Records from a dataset
▽

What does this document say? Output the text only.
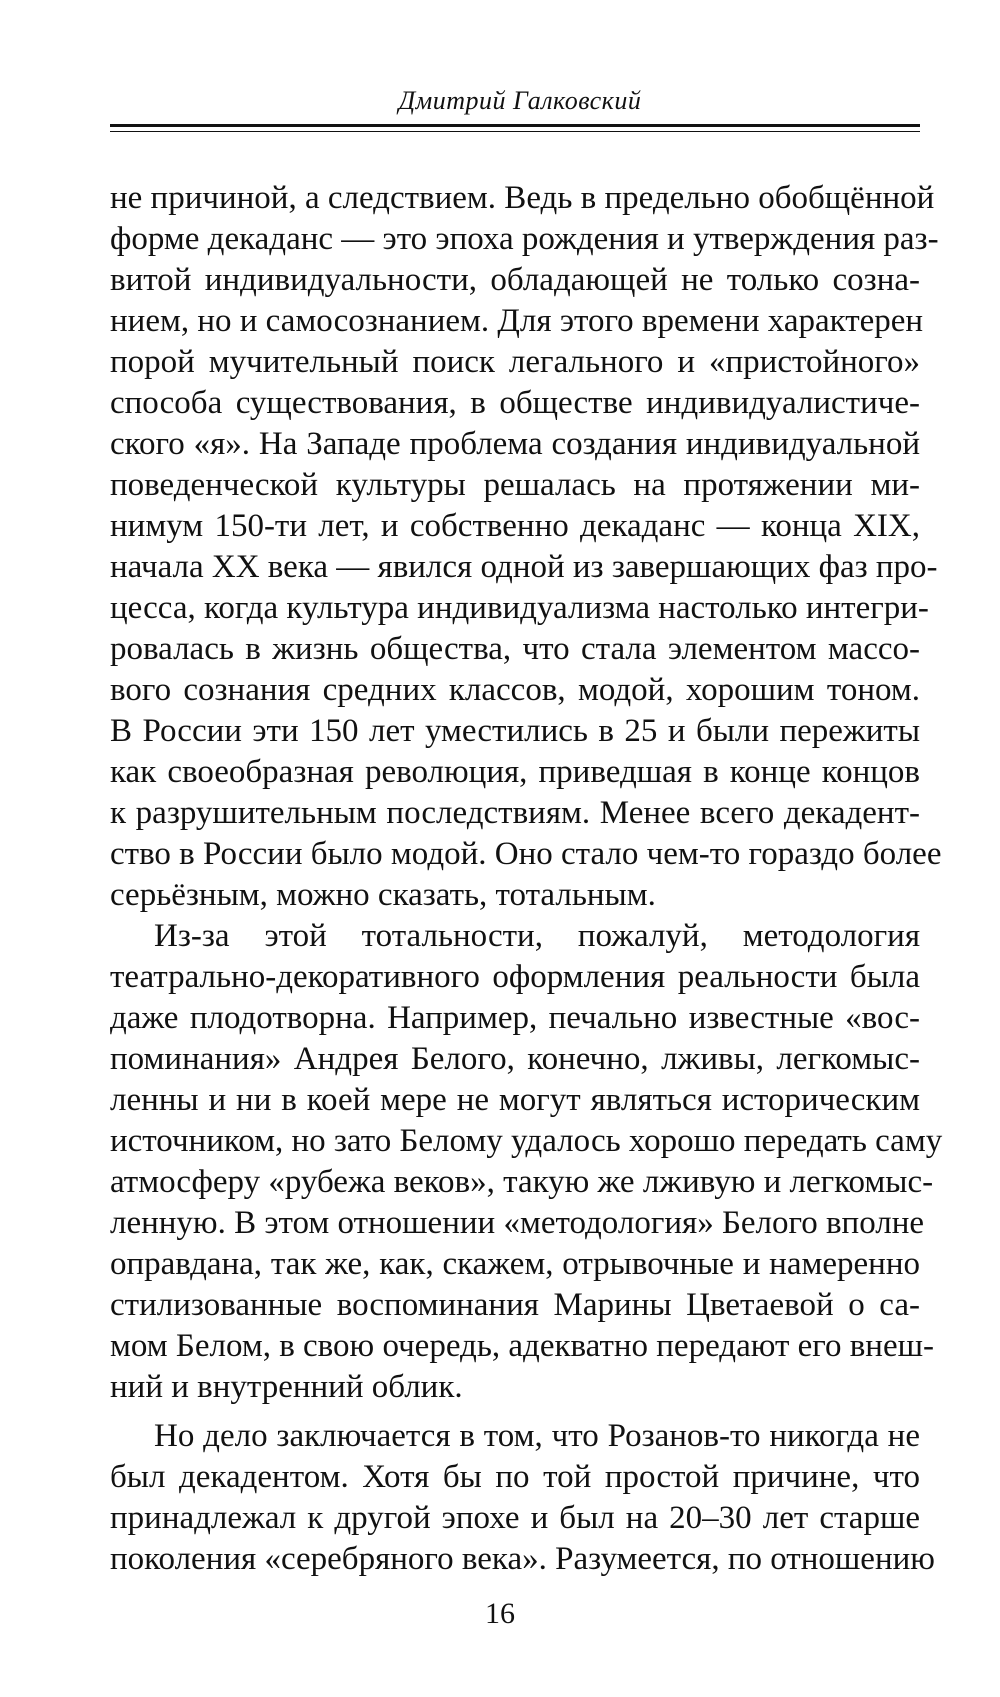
Дмитрий Галковский
не причиной, а следствием. Ведь в предельно обобщённой
форме декаданс — это эпоха рождения и утверждения раз-
витой индивидуальности, обладающей не только созна-
нием, но и самосознанием. Для этого времени характерен
порой мучительный поиск легального и «пристойного»
способа существования, в обществе индивидуалистиче-
ского «я». На Западе проблема создания индивидуальной
поведенческой культуры решалась на протяжении ми-
нимум 150-ти лет, и собственно декаданс — конца XIX,
начала XX века — явился одной из завершающих фаз про-
цесса, когда культура индивидуализма настолько интегри-
ровалась в жизнь общества, что стала элементом массо-
вого сознания средних классов, модой, хорошим тоном.
В России эти 150 лет уместились в 25 и были пережиты
как своеобразная революция, приведшая в конце концов
к разрушительным последствиям. Менее всего декадент-
ство в России было модой. Оно стало чем-то гораздо более
серьёзным, можно сказать, тотальным.
Из-за этой тотальности, пожалуй, методология
театрально-декоративного оформления реальности была
даже плодотворна. Например, печально известные «вос-
поминания» Андрея Белого, конечно, лживы, легкомыс-
ленны и ни в коей мере не могут являться историческим
источником, но зато Белому удалось хорошо передать саму
атмосферу «рубежа веков», такую же лживую и легкомыс-
ленную. В этом отношении «методология» Белого вполне
оправдана, так же, как, скажем, отрывочные и намеренно
стилизованные воспоминания Марины Цветаевой о са-
мом Белом, в свою очередь, адекватно передают его внеш-
ний и внутренний облик.
Но дело заключается в том, что Розанов-то никогда не
был декадентом. Хотя бы по той простой причине, что
принадлежал к другой эпохе и был на 20–30 лет старше
поколения «серебряного века». Разумеется, по отношению
16
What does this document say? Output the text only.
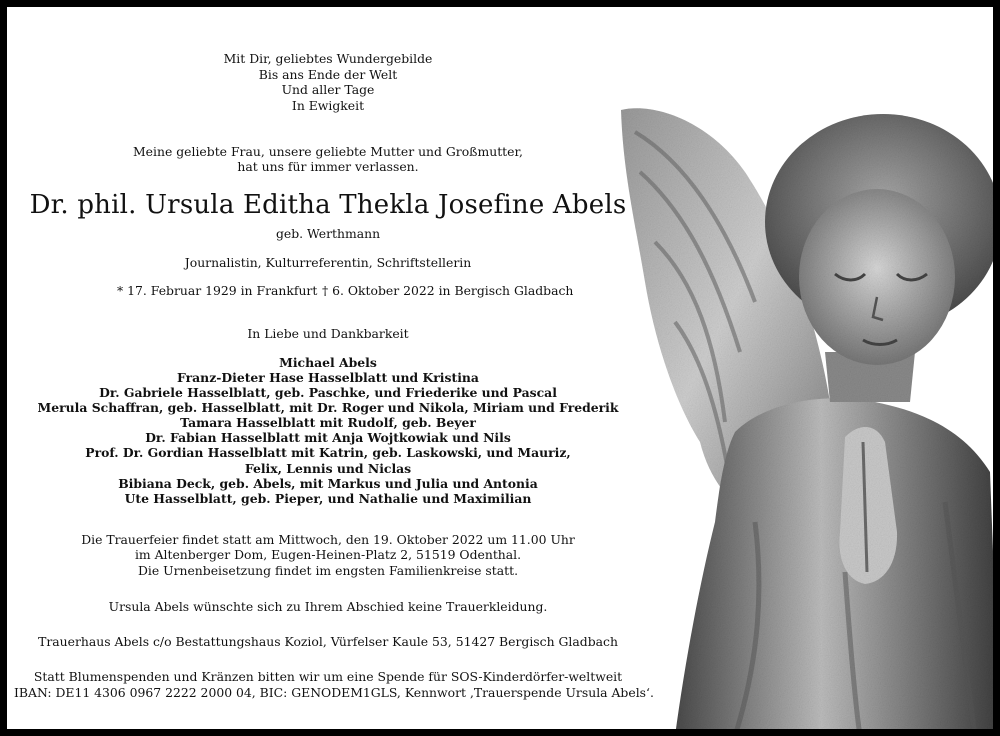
Mit Dir, geliebtes Wundergebilde
Bis ans Ende der Welt
Und aller Tage
In Ewigkeit
Meine geliebte Frau, unsere geliebte Mutter und Großmutter,
hat uns für immer verlassen.
Dr. phil. Ursula Editha Thekla Josefine Abels
geb. Werthmann
Journalistin, Kulturreferentin, Schriftstellerin
* 17. Februar 1929 in Frankfurt † 6. Oktober 2022 in Bergisch Gladbach
In Liebe und Dankbarkeit
Michael Abels
Franz-Dieter Hase Hasselblatt und Kristina
Dr. Gabriele Hasselblatt, geb. Paschke, und Friederike und Pascal
Merula Schaffran, geb. Hasselblatt, mit Dr. Roger und Nikola, Miriam und Frederik
Tamara Hasselblatt mit Rudolf, geb. Beyer
Dr. Fabian Hasselblatt mit Anja Wojtkowiak und Nils
Prof. Dr. Gordian Hasselblatt mit Katrin, geb. Laskowski, und Mauriz,
Felix, Lennis und Niclas
Bibiana Deck, geb. Abels, mit Markus und Julia und Antonia
Ute Hasselblatt, geb. Pieper, und Nathalie und Maximilian
Die Trauerfeier findet statt am Mittwoch, den 19. Oktober 2022 um 11.00 Uhr
im Altenberger Dom, Eugen-Heinen-Platz 2, 51519 Odenthal.
Die Urnenbeisetzung findet im engsten Familienkreise statt.
Ursula Abels wünschte sich zu Ihrem Abschied keine Trauerkleidung.
Trauerhaus Abels c/o Bestattungshaus Koziol, Vürfelser Kaule 53, 51427 Bergisch Gladbach
Statt Blumenspenden und Kränzen bitten wir um eine Spende für SOS-Kinderdörfer-weltweit
IBAN: DE11 4306 0967 2222 2000 04, BIC: GENODEM1GLS, Kennwort ‚Trauerspende Ursula Abels‘.
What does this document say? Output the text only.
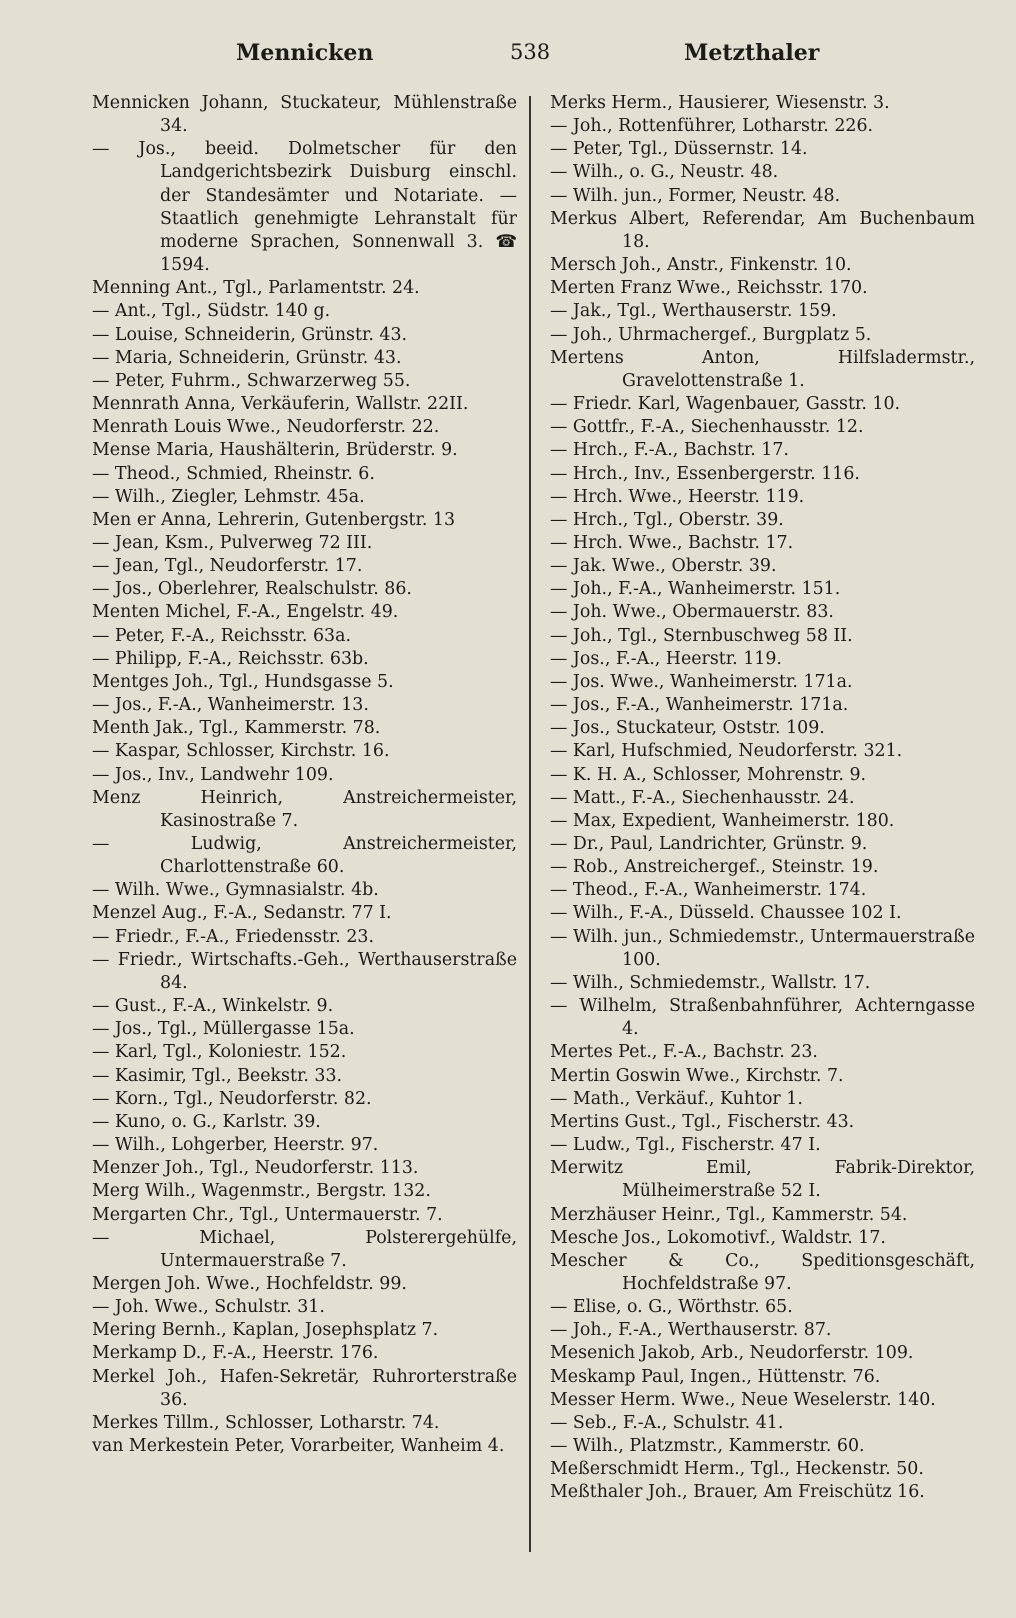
Mennicken	538	Metzthaler

Mennicken Johann, Stuckateur, Mühlenstraße 34.

— Jos., beeid. Dolmetscher für den Landgerichtsbezirk Duisburg einschl. der Standesämter und Notariate. — Staatlich genehmigte Lehranstalt für moderne Sprachen, Sonnenwall 3. ☎ 1594.

Menning Ant., Tgl., Parlamentstr. 24.

— Ant., Tgl., Südstr. 140 g.

— Louise, Schneiderin, Grünstr. 43.

— Maria, Schneiderin, Grünstr. 43.

— Peter, Fuhrm., Schwarzerweg 55.

Mennrath Anna, Verkäuferin, Wallstr. 22II.

Menrath Louis Wwe., Neudorferstr. 22.

Mense Maria, Haushälterin, Brüderstr. 9.

— Theod., Schmied, Rheinstr. 6.

— Wilh., Ziegler, Lehmstr. 45a.

Men er Anna, Lehrerin, Gutenbergstr. 13

— Jean, Ksm., Pulverweg 72 III.

— Jean, Tgl., Neudorferstr. 17.

— Jos., Oberlehrer, Realschulstr. 86.

Menten Michel, F.-A., Engelstr. 49.

— Peter, F.-A., Reichsstr. 63a.

— Philipp, F.-A., Reichsstr. 63b.

Mentges Joh., Tgl., Hundsgasse 5.

— Jos., F.-A., Wanheimerstr. 13.

Menth Jak., Tgl., Kammerstr. 78.

— Kaspar, Schlosser, Kirchstr. 16.

— Jos., Inv., Landwehr 109.

Menz Heinrich, Anstreichermeister, Kasinostraße 7.

— Ludwig, Anstreichermeister, Charlottenstraße 60.

— Wilh. Wwe., Gymnasialstr. 4b.

Menzel Aug., F.-A., Sedanstr. 77 I.

— Friedr., F.-A., Friedensstr. 23.

— Friedr., Wirtschafts.-Geh., Werthauserstraße 84.

— Gust., F.-A., Winkelstr. 9.

— Jos., Tgl., Müllergasse 15a.

— Karl, Tgl., Koloniestr. 152.

— Kasimir, Tgl., Beekstr. 33.

— Korn., Tgl., Neudorferstr. 82.

— Kuno, o. G., Karlstr. 39.

— Wilh., Lohgerber, Heerstr. 97.

Menzer Joh., Tgl., Neudorferstr. 113.

Merg Wilh., Wagenmstr., Bergstr. 132.

Mergarten Chr., Tgl., Untermauerstr. 7.

— Michael, Polsterergehülfe, Untermauerstraße 7.

Mergen Joh. Wwe., Hochfeldstr. 99.

— Joh. Wwe., Schulstr. 31.

Mering Bernh., Kaplan, Josephsplatz 7.

Merkamp D., F.-A., Heerstr. 176.

Merkel Joh., Hafen-Sekretär, Ruhrorterstraße 36.

Merkes Tillm., Schlosser, Lotharstr. 74.

van Merkestein Peter, Vorarbeiter, Wanheim 4.

Merks Herm., Hausierer, Wiesenstr. 3.

— Joh., Rottenführer, Lotharstr. 226.

— Peter, Tgl., Düssernstr. 14.

— Wilh., o. G., Neustr. 48.

— Wilh. jun., Former, Neustr. 48.

Merkus Albert, Referendar, Am Buchenbaum 18.

Mersch Joh., Anstr., Finkenstr. 10.

Merten Franz Wwe., Reichsstr. 170.

— Jak., Tgl., Werthauserstr. 159.

— Joh., Uhrmachergef., Burgplatz 5.

Mertens Anton, Hilfsladermstr., Gravelottenstraße 1.

— Friedr. Karl, Wagenbauer, Gasstr. 10.

— Gottfr., F.-A., Siechenhausstr. 12.

— Hrch., F.-A., Bachstr. 17.

— Hrch., Inv., Essenbergerstr. 116.

— Hrch. Wwe., Heerstr. 119.

— Hrch., Tgl., Oberstr. 39.

— Hrch. Wwe., Bachstr. 17.

— Jak. Wwe., Oberstr. 39.

— Joh., F.-A., Wanheimerstr. 151.

— Joh. Wwe., Obermauerstr. 83.

— Joh., Tgl., Sternbuschweg 58 II.

— Jos., F.-A., Heerstr. 119.

— Jos. Wwe., Wanheimerstr. 171a.

— Jos., F.-A., Wanheimerstr. 171a.

— Jos., Stuckateur, Oststr. 109.

— Karl, Hufschmied, Neudorferstr. 321.

— K. H. A., Schlosser, Mohrenstr. 9.

— Matt., F.-A., Siechenhausstr. 24.

— Max, Expedient, Wanheimerstr. 180.

— Dr., Paul, Landrichter, Grünstr. 9.

— Rob., Anstreichergef., Steinstr. 19.

— Theod., F.-A., Wanheimerstr. 174.

— Wilh., F.-A., Düsseld. Chaussee 102 I.

— Wilh. jun., Schmiedemstr., Untermauerstraße 100.

— Wilh., Schmiedemstr., Wallstr. 17.

— Wilhelm, Straßenbahnführer, Achterngasse 4.

Mertes Pet., F.-A., Bachstr. 23.

Mertin Goswin Wwe., Kirchstr. 7.

— Math., Verkäuf., Kuhtor 1.

Mertins Gust., Tgl., Fischerstr. 43.

— Ludw., Tgl., Fischerstr. 47 I.

Merwitz Emil, Fabrik-Direktor, Mülheimerstraße 52 I.

Merzhäuser Heinr., Tgl., Kammerstr. 54.

Mesche Jos., Lokomotivf., Waldstr. 17.

Mescher & Co., Speditionsgeschäft, Hochfeldstraße 97.

— Elise, o. G., Wörthstr. 65.

— Joh., F.-A., Werthauserstr. 87.

Mesenich Jakob, Arb., Neudorferstr. 109.

Meskamp Paul, Ingen., Hüttenstr. 76.

Messer Herm. Wwe., Neue Weselerstr. 140.

— Seb., F.-A., Schulstr. 41.

— Wilh., Platzmstr., Kammerstr. 60.

Meßerschmidt Herm., Tgl., Heckenstr. 50.

Meßthaler Joh., Brauer, Am Freischütz 16.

△

#### Problem details:
Check every line in the material above for the string "Ursula", then give only the number of lines that have it.

#### Right answer:
3